* **PROBLEM REQUIREMENTS**:
Write the material out again exactly.

## start

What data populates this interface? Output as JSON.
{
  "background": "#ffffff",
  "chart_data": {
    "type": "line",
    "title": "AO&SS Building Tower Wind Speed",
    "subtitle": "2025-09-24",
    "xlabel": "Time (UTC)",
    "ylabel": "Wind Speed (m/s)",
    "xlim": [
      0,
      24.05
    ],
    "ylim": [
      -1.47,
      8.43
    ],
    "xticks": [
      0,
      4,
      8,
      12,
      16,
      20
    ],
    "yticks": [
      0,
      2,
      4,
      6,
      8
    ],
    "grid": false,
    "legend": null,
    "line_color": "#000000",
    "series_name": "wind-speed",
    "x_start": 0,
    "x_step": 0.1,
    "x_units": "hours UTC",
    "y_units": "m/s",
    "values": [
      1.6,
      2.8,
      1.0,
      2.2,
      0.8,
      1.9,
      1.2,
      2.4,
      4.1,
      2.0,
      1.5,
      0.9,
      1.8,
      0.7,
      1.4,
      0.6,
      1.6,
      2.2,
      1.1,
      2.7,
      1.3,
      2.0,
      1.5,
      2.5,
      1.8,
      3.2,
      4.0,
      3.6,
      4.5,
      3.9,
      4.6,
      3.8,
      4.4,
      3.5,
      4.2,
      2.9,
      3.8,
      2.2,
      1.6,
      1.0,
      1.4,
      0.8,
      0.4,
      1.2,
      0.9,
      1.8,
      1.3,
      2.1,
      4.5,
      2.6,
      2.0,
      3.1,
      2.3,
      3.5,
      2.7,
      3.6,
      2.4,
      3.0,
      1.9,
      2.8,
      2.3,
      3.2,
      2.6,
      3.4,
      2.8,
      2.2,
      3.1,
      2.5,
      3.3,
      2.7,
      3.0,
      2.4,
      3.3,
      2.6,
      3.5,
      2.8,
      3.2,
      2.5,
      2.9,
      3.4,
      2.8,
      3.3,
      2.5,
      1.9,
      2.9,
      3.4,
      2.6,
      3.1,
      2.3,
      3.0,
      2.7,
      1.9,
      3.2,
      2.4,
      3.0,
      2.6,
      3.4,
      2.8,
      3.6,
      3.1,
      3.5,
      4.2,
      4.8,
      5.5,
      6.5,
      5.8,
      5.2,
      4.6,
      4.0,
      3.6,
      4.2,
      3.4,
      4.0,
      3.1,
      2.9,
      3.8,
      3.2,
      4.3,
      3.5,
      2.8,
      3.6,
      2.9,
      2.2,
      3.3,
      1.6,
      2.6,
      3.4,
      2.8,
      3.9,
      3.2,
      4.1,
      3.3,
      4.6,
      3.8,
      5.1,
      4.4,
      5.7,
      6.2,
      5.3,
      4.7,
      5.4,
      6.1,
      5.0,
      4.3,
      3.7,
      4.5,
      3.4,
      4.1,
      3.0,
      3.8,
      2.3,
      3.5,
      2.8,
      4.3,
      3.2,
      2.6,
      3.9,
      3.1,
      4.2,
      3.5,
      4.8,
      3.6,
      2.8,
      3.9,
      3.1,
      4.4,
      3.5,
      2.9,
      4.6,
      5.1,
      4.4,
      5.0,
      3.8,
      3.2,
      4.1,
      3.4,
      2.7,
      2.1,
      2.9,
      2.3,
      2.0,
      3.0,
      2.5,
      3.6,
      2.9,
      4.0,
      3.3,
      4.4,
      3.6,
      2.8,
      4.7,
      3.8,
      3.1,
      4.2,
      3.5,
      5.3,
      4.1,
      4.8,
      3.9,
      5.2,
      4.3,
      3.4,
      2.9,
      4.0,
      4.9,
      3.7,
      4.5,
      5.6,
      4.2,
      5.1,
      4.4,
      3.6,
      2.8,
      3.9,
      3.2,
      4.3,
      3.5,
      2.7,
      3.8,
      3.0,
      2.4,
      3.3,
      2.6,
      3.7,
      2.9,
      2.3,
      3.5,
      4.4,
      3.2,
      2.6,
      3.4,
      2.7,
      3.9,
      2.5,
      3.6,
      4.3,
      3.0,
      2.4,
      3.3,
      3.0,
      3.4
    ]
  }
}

## end

* **SOLUTION**:
What data populates this interface? Output as JSON.
{
  "background": "#ffffff",
  "chart_data": {
    "type": "line",
    "title": "AO&SS Building Tower Wind Speed",
    "subtitle": "2025-09-24",
    "xlabel": "Time (UTC)",
    "ylabel": "Wind Speed (m/s)",
    "xlim": [
      0,
      24.05
    ],
    "ylim": [
      -1.47,
      8.43
    ],
    "xticks": [
      0,
      4,
      8,
      12,
      16,
      20
    ],
    "yticks": [
      0,
      2,
      4,
      6,
      8
    ],
    "grid": false,
    "legend": null,
    "line_color": "#000000",
    "series_name": "wind-speed",
    "x_start": 0,
    "x_step": 0.1,
    "x_units": "hours UTC",
    "y_units": "m/s",
    "values": [
      1.6,
      2.8,
      1.0,
      2.2,
      0.8,
      1.9,
      1.2,
      2.4,
      4.1,
      2.0,
      1.5,
      0.9,
      1.8,
      0.7,
      1.4,
      0.6,
      1.6,
      2.2,
      1.1,
      2.7,
      1.3,
      2.0,
      1.5,
      2.5,
      1.8,
      3.2,
      4.0,
      3.6,
      4.5,
      3.9,
      4.6,
      3.8,
      4.4,
      3.5,
      4.2,
      2.9,
      3.8,
      2.2,
      1.6,
      1.0,
      1.4,
      0.8,
      0.4,
      1.2,
      0.9,
      1.8,
      1.3,
      2.1,
      4.5,
      2.6,
      2.0,
      3.1,
      2.3,
      3.5,
      2.7,
      3.6,
      2.4,
      3.0,
      1.9,
      2.8,
      2.3,
      3.2,
      2.6,
      3.4,
      2.8,
      2.2,
      3.1,
      2.5,
      3.3,
      2.7,
      3.0,
      2.4,
      3.3,
      2.6,
      3.5,
      2.8,
      3.2,
      2.5,
      2.9,
      3.4,
      2.8,
      3.3,
      2.5,
      1.9,
      2.9,
      3.4,
      2.6,
      3.1,
      2.3,
      3.0,
      2.7,
      1.9,
      3.2,
      2.4,
      3.0,
      2.6,
      3.4,
      2.8,
      3.6,
      3.1,
      3.5,
      4.2,
      4.8,
      5.5,
      6.5,
      5.8,
      5.2,
      4.6,
      4.0,
      3.6,
      4.2,
      3.4,
      4.0,
      3.1,
      2.9,
      3.8,
      3.2,
      4.3,
      3.5,
      2.8,
      3.6,
      2.9,
      2.2,
      3.3,
      1.6,
      2.6,
      3.4,
      2.8,
      3.9,
      3.2,
      4.1,
      3.3,
      4.6,
      3.8,
      5.1,
      4.4,
      5.7,
      6.2,
      5.3,
      4.7,
      5.4,
      6.1,
      5.0,
      4.3,
      3.7,
      4.5,
      3.4,
      4.1,
      3.0,
      3.8,
      2.3,
      3.5,
      2.8,
      4.3,
      3.2,
      2.6,
      3.9,
      3.1,
      4.2,
      3.5,
      4.8,
      3.6,
      2.8,
      3.9,
      3.1,
      4.4,
      3.5,
      2.9,
      4.6,
      5.1,
      4.4,
      5.0,
      3.8,
      3.2,
      4.1,
      3.4,
      2.7,
      2.1,
      2.9,
      2.3,
      2.0,
      3.0,
      2.5,
      3.6,
      2.9,
      4.0,
      3.3,
      4.4,
      3.6,
      2.8,
      4.7,
      3.8,
      3.1,
      4.2,
      3.5,
      5.3,
      4.1,
      4.8,
      3.9,
      5.2,
      4.3,
      3.4,
      2.9,
      4.0,
      4.9,
      3.7,
      4.5,
      5.6,
      4.2,
      5.1,
      4.4,
      3.6,
      2.8,
      3.9,
      3.2,
      4.3,
      3.5,
      2.7,
      3.8,
      3.0,
      2.4,
      3.3,
      2.6,
      3.7,
      2.9,
      2.3,
      3.5,
      4.4,
      3.2,
      2.6,
      3.4,
      2.7,
      3.9,
      2.5,
      3.6,
      4.3,
      3.0,
      2.4,
      3.3,
      3.0,
      3.4
    ]
  }
}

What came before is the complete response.